# Selection start
This patch add MADV_SHAREABLE and MADV_UNSHAREABLE madvise calls,
this calls used to mark vm memory areas with the VM_MERGEABLE flag,
that specific if the memory inside the vma is allowed to be dinamicly shared
with other memorys.

(this is needed for ksm vma scanning support)

Signed-off-by: Izik Eidus <ieidus@redhat.com>
---
 include/asm-generic/mman.h |    2 +
 include/linux/mm.h         |    2 +
 include/linux/sched.h      |    2 +
 mm/madvise.c               |  116 +++++++++++++++++++++++++++++++++----------
 4 files changed, 95 insertions(+), 27 deletions(-)

diff --git a/include/asm-generic/mman.h b/include/asm-generic/mman.h
index 5e3dde2..830295d 100644
--- a/include/asm-generic/mman.h
+++ b/include/asm-generic/mman.h
@@ -34,6 +34,8 @@
 #define MADV_REMOVE	9		/* remove these pages & resources */
 #define MADV_DONTFORK	10		/* don't inherit across fork */
 #define MADV_DOFORK	11		/* do inherit across fork */
+#define MADV_SHAREABLE	12		/* can share identical pages */
+#define MADV_UNSHAREABLE 13		/* can not share identical pages */
 
 /* compatibility flags */
 #define MAP_FILE	0
diff --git a/include/linux/mm.h b/include/linux/mm.h
index a0ddfb5..61328a4 100644
--- a/include/linux/mm.h
+++ b/include/linux/mm.h
@@ -106,6 +106,8 @@ extern unsigned int kobjsize(const void *objp);
 #define VM_SAO		0x20000000	/* Strong Access Ordering (powerpc) */
 #define VM_PFN_AT_MMAP	0x40000000	/* PFNMAP vma that is fully mapped at mmap time */
 
+#define VM_MERGEABLE    0x80000000	/* Memory may be merged */
+
 #ifndef VM_STACK_DEFAULT_FLAGS		/* arch can override this */
 #define VM_STACK_DEFAULT_FLAGS VM_DATA_DEFAULT_FLAGS
 #endif
diff --git a/include/linux/sched.h b/include/linux/sched.h
index b4c38bc..7dc786a 100644
--- a/include/linux/sched.h
+++ b/include/linux/sched.h
@@ -439,6 +439,8 @@ extern int get_dumpable(struct mm_struct *mm);
 # define MMF_DUMP_MASK_DEFAULT_ELF	0
 #endif
 
+#define MMF_VM_MERGEABLE	9
+
 struct sighand_struct {
 	atomic_t		count;
 	struct k_sigaction	action[_NSIG];
diff --git a/mm/madvise.c b/mm/madvise.c
index b9ce574..bd215ce 100644
--- a/mm/madvise.c
+++ b/mm/madvise.c
@@ -30,36 +30,12 @@ static int madvise_need_mmap_write(int behavior)
# Selection end
## [Written task 1]
Answer these questions about the madvise patch:
(a) What number does the patch define for MADV_SHAREABLE?
(b) What hexadecimal value is given to VM_MERGEABLE?
(c) How many files does the patch change?
## [Written task 2]
Pick up the madvise patch after its final line and continue it.
# Provided information start
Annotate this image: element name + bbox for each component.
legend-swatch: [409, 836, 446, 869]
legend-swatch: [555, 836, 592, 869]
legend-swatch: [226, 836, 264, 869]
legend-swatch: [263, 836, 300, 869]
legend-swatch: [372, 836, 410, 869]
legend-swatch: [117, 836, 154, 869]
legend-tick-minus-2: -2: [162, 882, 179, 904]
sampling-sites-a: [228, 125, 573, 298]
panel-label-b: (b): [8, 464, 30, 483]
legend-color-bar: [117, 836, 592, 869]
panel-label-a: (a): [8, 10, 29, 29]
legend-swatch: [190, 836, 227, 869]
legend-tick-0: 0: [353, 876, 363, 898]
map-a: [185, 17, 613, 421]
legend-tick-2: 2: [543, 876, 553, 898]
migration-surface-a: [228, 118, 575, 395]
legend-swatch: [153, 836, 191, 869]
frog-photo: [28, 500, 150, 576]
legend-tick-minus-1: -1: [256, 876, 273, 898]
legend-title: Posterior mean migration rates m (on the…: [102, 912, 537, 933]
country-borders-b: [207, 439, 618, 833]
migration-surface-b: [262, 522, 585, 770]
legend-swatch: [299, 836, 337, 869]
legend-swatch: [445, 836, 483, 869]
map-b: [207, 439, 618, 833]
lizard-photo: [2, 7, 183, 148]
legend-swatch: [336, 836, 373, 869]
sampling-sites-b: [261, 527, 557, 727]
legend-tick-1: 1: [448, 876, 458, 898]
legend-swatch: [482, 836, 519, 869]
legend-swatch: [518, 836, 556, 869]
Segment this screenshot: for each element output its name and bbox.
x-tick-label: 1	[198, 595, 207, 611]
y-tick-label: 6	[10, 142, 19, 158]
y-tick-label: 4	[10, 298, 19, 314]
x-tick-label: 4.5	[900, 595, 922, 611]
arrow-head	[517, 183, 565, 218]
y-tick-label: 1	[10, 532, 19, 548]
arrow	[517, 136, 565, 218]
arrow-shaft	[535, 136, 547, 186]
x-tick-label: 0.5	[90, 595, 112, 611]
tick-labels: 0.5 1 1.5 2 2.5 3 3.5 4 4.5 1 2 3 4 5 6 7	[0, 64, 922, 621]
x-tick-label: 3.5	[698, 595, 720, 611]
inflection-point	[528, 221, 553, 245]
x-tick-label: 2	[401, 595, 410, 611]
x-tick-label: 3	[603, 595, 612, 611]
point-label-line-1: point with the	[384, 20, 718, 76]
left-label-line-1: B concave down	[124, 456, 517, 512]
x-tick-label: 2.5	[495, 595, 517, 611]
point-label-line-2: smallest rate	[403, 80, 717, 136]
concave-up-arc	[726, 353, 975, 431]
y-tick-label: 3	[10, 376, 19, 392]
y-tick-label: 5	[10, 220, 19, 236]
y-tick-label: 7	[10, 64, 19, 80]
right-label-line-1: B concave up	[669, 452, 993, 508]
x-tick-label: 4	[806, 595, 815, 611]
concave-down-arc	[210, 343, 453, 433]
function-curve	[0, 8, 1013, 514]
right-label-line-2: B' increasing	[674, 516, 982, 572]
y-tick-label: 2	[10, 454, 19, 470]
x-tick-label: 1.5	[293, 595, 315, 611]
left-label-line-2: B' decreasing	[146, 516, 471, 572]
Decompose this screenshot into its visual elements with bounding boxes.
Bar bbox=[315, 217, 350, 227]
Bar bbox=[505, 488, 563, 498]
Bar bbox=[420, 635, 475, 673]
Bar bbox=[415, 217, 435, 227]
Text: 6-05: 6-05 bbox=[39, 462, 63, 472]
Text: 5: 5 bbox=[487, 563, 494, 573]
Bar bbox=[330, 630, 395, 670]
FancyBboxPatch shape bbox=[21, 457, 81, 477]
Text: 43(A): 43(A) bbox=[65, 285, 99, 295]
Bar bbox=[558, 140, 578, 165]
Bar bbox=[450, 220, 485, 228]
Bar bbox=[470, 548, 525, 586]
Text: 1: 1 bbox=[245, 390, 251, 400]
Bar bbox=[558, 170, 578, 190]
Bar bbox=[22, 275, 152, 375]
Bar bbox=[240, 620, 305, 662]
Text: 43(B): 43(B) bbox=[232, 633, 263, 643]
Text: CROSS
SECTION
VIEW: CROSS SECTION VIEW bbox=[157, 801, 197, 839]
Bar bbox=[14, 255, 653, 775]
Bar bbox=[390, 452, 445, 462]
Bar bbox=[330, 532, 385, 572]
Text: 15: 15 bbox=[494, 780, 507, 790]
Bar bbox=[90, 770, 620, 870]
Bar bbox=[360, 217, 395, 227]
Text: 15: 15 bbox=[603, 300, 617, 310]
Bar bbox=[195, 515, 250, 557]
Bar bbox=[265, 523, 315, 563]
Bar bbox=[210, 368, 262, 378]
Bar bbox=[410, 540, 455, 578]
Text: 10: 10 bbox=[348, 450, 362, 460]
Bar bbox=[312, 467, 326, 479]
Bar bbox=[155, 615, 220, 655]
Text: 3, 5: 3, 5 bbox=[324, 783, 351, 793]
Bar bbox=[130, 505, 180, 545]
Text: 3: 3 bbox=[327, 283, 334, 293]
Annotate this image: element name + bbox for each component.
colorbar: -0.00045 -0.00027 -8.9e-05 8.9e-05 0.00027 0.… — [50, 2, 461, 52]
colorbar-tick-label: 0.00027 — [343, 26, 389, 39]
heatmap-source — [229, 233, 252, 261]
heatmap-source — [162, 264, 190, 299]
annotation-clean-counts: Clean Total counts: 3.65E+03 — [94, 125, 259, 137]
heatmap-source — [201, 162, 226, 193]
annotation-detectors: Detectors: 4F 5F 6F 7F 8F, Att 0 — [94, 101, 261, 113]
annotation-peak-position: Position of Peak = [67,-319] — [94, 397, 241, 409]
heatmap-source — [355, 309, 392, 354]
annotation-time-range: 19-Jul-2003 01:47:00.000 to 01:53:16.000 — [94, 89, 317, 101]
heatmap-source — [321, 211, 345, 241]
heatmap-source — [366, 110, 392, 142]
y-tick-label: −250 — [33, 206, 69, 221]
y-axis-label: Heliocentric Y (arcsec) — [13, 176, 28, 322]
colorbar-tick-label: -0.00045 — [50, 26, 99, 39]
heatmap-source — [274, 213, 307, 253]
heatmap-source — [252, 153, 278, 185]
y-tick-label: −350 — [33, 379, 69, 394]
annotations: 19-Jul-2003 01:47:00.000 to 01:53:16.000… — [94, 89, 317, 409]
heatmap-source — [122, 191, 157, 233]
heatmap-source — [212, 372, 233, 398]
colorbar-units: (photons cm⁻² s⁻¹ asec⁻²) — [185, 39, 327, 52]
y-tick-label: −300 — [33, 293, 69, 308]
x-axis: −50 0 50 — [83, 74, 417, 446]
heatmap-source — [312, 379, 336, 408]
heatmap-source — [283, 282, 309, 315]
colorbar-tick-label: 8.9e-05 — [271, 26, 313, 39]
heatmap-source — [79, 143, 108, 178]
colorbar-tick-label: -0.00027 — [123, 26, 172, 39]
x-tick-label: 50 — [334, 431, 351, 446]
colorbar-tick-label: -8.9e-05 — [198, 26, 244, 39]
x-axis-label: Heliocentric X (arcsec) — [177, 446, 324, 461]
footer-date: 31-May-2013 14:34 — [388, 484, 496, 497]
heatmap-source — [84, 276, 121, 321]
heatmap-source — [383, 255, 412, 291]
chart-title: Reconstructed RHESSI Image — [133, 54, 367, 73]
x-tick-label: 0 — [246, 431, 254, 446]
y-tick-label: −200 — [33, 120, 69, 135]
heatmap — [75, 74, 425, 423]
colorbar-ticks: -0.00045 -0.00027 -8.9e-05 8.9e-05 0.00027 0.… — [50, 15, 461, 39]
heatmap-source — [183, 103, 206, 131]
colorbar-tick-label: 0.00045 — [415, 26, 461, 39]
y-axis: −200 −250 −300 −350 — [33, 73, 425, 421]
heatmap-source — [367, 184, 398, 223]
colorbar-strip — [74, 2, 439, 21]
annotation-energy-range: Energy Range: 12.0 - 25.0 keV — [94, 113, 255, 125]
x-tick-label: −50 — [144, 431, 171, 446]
# Provided information end
## [Expected answer 1]
(a) 12
(b) 0x80000000
(c) 4

## [Expected answer 2]
 	}
 }
 
-/*
- * We can potentially split a vm area into separate
- * areas, each area with its own behavior.
- */
-static long madvise_behavior(struct vm_area_struct * vma,
-		     struct vm_area_struct **prev,
-		     unsigned long start, unsigned long end, int behavior)
+static int handle_vmas(struct vm_area_struct *vma, struct vm_area_struct **prev,
+		       unsigned long start, unsigned long end, int new_flags)
 {
 	struct mm_struct * mm = vma->vm_mm;
-	int error = 0;
 	pgoff_t pgoff;
-	int new_flags = vma->vm_flags;
-
-	switch (behavior) {
-	case MADV_NORMAL:
-		new_flags = new_flags & ~VM_RAND_READ & ~VM_SEQ_READ;
-		break;
-	case MADV_SEQUENTIAL:
-		new_flags = (new_flags & ~VM_RAND_READ) | VM_SEQ_READ;
-		break;
-	case MADV_RANDOM:
-		new_flags = (new_flags & ~VM_SEQ_READ) | VM_RAND_READ;
-		break;
-	case MADV_DONTFORK:
-		new_flags |= VM_DONTCOPY;
-		break;
-	case MADV_DOFORK:
-		new_flags &= ~VM_DONTCOPY;
-		break;
-	}
+	int error = 0;
 
 	if (new_flags == vma->vm_flags) {
 		*prev = vma;
@@ -101,6 +77,37 @@ out:
 }
 
 /*
+ * We can potentially split a vm area into separate
+ * areas, each area with its own behavior.
+ */
+static long madvise_behavior(struct vm_area_struct * vma,
+		     struct vm_area_struct **prev,
+		     unsigned long start, unsigned long end, int behavior)
+{
+	int new_flags = vma->vm_flags;
+
+	switch (behavior) {
+	case MADV_NORMAL:
+		new_flags = new_flags & ~VM_RAND_READ & ~VM_SEQ_READ;
+		break;
+	case MADV_SEQUENTIAL:
+		new_flags = (new_flags & ~VM_RAND_READ) | VM_SEQ_READ;
+		break;
+	case MADV_RANDOM:
+		new_flags = (new_flags & ~VM_SEQ_READ) | VM_RAND_READ;
+		break;
+	case MADV_DONTFORK:
+		new_flags |= VM_DONTCOPY;
+		break;
+	case MADV_DOFORK:
+		new_flags &= ~VM_DONTCOPY;
+		break;
+	}
+
+	return handle_vmas(vma, prev, start, end, new_flags);
+}
+
+/*
  * Schedule all required I/O operations.  Do not wait for completion.
  */
 static long madvise_willneed(struct vm_area_struct * vma,
@@ -208,6 +215,54 @@ static long madvise_remove(struct vm_area_struct *vma,
 	return error;
 }
 
+/*
+ * Application allows pages to be shared with other pages of identical
+ * content.
+ *
+ */
+static long madvise_shareable(struct vm_area_struct *vma,
+				struct vm_area_struct **prev,
+				unsigned long start, unsigned long end,
+				int behavior)
+{
+	int ret;
+	struct mm_struct *mm;
+
+	switch (behavior) {
+#if defined(CONFIG_KSM) || defined(CONFIG_KSM_MODULE)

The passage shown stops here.